** Begin **
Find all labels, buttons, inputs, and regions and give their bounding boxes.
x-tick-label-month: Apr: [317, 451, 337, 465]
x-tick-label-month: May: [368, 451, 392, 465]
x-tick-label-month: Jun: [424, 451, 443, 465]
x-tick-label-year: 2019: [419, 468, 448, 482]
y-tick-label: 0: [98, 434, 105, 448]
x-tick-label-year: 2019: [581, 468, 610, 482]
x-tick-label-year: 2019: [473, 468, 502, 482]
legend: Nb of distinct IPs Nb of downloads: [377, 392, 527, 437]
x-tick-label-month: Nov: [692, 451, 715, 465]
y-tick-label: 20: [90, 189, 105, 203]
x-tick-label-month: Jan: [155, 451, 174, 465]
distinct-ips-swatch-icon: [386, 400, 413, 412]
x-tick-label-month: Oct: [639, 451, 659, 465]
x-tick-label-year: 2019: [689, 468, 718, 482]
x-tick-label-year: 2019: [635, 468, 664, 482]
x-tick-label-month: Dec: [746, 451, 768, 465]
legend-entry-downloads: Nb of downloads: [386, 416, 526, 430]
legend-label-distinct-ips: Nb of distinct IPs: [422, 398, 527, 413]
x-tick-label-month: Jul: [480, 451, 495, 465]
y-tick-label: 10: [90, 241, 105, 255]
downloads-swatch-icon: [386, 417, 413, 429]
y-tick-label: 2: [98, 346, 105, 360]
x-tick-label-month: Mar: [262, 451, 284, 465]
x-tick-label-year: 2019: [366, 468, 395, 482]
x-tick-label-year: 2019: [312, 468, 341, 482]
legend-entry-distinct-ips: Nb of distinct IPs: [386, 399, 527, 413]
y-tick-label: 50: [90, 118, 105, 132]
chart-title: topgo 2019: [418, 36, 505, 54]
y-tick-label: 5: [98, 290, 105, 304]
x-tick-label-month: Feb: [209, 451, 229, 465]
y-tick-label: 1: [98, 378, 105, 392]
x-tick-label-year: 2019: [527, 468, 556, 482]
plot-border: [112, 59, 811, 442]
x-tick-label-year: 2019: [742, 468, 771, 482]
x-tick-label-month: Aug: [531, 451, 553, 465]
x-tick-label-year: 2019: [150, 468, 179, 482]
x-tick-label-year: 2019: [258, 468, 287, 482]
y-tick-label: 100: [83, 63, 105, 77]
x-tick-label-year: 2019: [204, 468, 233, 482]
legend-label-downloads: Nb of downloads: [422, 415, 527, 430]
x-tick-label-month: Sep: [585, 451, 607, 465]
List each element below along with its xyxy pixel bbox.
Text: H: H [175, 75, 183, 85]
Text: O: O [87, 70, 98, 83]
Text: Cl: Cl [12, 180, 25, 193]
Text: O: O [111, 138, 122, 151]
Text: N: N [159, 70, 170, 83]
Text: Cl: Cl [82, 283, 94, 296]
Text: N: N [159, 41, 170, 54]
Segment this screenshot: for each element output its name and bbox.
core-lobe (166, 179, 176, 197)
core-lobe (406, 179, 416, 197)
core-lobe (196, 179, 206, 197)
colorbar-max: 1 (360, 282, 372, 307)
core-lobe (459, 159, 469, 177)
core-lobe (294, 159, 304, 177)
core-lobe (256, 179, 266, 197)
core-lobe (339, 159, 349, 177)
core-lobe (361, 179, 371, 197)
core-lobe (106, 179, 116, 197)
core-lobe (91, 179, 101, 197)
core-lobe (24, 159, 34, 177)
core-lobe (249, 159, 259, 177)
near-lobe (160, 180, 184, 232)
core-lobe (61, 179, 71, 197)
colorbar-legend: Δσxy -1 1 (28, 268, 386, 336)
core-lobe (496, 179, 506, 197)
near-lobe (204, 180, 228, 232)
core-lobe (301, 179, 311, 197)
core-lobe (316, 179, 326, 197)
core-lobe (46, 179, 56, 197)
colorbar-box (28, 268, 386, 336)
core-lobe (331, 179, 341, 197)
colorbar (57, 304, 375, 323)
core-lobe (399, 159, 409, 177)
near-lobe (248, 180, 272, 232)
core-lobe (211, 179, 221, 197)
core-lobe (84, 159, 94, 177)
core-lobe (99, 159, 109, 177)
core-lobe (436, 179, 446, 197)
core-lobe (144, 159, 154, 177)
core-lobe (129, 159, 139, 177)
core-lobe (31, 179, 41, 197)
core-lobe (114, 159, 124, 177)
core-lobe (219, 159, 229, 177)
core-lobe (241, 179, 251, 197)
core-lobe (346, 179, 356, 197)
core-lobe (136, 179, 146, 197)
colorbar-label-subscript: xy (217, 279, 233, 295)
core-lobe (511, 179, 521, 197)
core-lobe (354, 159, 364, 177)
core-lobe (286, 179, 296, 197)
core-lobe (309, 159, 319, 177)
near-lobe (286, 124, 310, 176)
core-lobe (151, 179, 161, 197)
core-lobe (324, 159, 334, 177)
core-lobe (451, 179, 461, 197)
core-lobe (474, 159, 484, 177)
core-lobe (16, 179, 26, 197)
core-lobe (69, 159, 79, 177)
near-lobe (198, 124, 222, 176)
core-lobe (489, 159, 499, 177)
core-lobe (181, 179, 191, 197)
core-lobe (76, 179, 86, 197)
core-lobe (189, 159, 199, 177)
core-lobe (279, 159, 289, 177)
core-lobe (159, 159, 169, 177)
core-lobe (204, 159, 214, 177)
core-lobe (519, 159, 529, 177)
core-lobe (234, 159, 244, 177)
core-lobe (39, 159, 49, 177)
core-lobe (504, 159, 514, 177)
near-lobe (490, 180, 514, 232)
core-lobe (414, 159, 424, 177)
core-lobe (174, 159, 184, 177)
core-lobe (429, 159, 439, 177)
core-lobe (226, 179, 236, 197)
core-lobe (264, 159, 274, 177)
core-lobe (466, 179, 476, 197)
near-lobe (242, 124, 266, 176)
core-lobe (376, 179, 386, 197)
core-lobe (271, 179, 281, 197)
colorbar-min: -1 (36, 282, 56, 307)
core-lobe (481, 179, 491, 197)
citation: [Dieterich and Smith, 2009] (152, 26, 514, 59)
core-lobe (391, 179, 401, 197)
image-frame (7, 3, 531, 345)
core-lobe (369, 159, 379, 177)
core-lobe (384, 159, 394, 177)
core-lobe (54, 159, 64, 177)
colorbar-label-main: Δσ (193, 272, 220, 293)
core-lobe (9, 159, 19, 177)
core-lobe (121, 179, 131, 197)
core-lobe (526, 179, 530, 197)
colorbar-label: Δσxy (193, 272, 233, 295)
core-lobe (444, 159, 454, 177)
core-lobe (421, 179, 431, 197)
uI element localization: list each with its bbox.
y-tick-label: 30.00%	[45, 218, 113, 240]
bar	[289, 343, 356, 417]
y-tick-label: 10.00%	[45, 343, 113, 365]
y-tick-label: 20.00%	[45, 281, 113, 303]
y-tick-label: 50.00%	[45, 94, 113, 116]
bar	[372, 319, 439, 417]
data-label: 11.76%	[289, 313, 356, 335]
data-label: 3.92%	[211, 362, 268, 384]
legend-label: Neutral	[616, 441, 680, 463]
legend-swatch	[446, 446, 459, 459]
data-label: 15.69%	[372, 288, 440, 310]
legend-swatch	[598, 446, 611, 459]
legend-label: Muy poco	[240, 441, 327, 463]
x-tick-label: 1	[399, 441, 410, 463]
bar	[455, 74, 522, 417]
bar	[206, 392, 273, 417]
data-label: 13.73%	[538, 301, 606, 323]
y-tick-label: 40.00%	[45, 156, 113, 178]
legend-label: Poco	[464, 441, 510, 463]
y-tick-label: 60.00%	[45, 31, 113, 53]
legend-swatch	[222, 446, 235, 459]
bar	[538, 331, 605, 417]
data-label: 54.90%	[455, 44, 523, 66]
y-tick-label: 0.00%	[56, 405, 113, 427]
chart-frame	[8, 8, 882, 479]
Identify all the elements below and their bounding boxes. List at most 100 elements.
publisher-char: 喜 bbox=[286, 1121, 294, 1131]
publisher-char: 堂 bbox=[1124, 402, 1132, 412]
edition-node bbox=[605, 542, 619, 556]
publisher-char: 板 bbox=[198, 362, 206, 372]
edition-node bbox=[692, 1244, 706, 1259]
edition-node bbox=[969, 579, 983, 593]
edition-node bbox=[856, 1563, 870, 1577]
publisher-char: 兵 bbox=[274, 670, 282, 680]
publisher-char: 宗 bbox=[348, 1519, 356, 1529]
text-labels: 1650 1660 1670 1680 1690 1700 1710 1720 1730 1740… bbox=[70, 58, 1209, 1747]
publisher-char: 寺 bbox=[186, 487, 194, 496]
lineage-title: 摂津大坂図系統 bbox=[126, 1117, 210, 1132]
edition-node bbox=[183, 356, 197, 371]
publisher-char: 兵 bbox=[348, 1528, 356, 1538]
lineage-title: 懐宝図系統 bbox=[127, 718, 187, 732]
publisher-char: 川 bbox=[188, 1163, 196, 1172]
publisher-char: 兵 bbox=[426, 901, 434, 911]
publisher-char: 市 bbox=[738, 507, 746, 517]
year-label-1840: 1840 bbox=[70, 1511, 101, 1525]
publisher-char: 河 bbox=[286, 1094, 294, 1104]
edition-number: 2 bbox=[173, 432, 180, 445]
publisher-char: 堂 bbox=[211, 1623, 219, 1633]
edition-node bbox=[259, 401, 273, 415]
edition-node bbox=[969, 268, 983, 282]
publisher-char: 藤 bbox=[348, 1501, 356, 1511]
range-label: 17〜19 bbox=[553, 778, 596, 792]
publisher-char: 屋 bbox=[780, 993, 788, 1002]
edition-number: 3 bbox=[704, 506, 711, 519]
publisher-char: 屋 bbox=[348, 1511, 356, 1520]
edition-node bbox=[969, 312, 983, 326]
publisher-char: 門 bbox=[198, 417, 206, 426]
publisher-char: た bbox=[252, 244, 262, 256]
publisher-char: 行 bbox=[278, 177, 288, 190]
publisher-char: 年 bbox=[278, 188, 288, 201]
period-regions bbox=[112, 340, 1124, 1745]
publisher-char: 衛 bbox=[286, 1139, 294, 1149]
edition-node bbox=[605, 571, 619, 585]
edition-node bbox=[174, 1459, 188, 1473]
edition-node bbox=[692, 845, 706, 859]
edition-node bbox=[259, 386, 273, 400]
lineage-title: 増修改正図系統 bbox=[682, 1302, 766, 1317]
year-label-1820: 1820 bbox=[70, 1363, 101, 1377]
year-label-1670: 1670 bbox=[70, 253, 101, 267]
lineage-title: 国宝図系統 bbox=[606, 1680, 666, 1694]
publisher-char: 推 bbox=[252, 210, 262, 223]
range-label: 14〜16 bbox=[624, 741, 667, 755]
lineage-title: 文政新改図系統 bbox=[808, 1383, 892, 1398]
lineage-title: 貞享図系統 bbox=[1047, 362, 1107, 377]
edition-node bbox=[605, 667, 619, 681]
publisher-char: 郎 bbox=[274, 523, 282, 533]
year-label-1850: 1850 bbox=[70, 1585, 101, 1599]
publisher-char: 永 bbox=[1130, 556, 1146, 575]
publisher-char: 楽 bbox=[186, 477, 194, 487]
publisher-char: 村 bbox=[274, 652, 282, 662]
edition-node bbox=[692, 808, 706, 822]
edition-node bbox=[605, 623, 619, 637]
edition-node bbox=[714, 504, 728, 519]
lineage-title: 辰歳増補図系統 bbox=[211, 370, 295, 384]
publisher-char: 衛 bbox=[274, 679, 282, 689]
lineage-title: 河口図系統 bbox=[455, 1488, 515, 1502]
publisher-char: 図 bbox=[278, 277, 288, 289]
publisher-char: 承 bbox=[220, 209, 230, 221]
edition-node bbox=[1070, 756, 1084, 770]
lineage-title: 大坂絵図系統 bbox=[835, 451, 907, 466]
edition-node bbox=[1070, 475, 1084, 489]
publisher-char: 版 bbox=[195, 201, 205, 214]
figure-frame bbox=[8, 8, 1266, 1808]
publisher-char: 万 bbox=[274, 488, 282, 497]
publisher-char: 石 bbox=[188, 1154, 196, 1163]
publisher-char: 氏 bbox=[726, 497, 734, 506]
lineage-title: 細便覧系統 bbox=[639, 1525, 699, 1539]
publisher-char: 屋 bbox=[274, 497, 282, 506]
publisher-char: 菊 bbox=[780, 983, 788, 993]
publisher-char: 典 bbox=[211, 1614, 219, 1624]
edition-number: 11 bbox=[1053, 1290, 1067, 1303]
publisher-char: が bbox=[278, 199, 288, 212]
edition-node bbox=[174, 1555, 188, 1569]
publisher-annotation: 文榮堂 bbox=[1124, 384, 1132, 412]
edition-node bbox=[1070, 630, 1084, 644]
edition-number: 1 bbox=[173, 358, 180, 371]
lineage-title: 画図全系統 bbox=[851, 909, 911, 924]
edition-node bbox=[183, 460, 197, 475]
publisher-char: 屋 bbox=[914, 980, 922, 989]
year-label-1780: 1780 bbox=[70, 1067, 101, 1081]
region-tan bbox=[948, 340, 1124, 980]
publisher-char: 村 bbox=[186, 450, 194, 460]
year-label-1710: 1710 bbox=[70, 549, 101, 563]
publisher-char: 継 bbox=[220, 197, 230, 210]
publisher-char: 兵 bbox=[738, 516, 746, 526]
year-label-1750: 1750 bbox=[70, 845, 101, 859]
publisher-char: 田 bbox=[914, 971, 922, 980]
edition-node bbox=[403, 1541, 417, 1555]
** End **
→ Instructions to follow:
Rewrite the stretch of the material from its first line through the line containing "y-tick-label: 10: [90, 241, 105, 255]" as a Markdown table with the columns Row and Line. Number each line, skip any blank lines, and include nothing beyond that stretch.

→ Answer to this task:
| Row | Line |
|---|---|
| 1 | Find all labels, buttons, inputs, and regions and give their bounding boxes. |
| 2 | x-tick-label-month: Apr: [317, 451, 337, 465] |
| 3 | x-tick-label-month: May: [368, 451, 392, 465] |
| 4 | x-tick-label-month: Jun: [424, 451, 443, 465] |
| 5 | x-tick-label-year: 2019: [419, 468, 448, 482] |
| 6 | y-tick-label: 0: [98, 434, 105, 448] |
| 7 | x-tick-label-year: 2019: [581, 468, 610, 482] |
| 8 | x-tick-label-year: 2019: [473, 468, 502, 482] |
| 9 | legend: Nb of distinct IPs Nb of downloads: [377, 392, 527, 437] |
| 10 | x-tick-label-month: Nov: [692, 451, 715, 465] |
| 11 | y-tick-label: 20: [90, 189, 105, 203] |
| 12 | x-tick-label-month: Jan: [155, 451, 174, 465] |
| 13 | distinct-ips-swatch-icon: [386, 400, 413, 412] |
| 14 | x-tick-label-month: Oct: [639, 451, 659, 465] |
| 15 | x-tick-label-year: 2019: [689, 468, 718, 482] |
| 16 | x-tick-label-year: 2019: [635, 468, 664, 482] |
| 17 | x-tick-label-month: Dec: [746, 451, 768, 465] |
| 18 | legend-entry-downloads: Nb of downloads: [386, 416, 526, 430] |
| 19 | legend-label-distinct-ips: Nb of distinct IPs: [422, 398, 527, 413] |
| 20 | x-tick-label-month: Jul: [480, 451, 495, 465] |
| 21 | y-tick-label: 10: [90, 241, 105, 255] |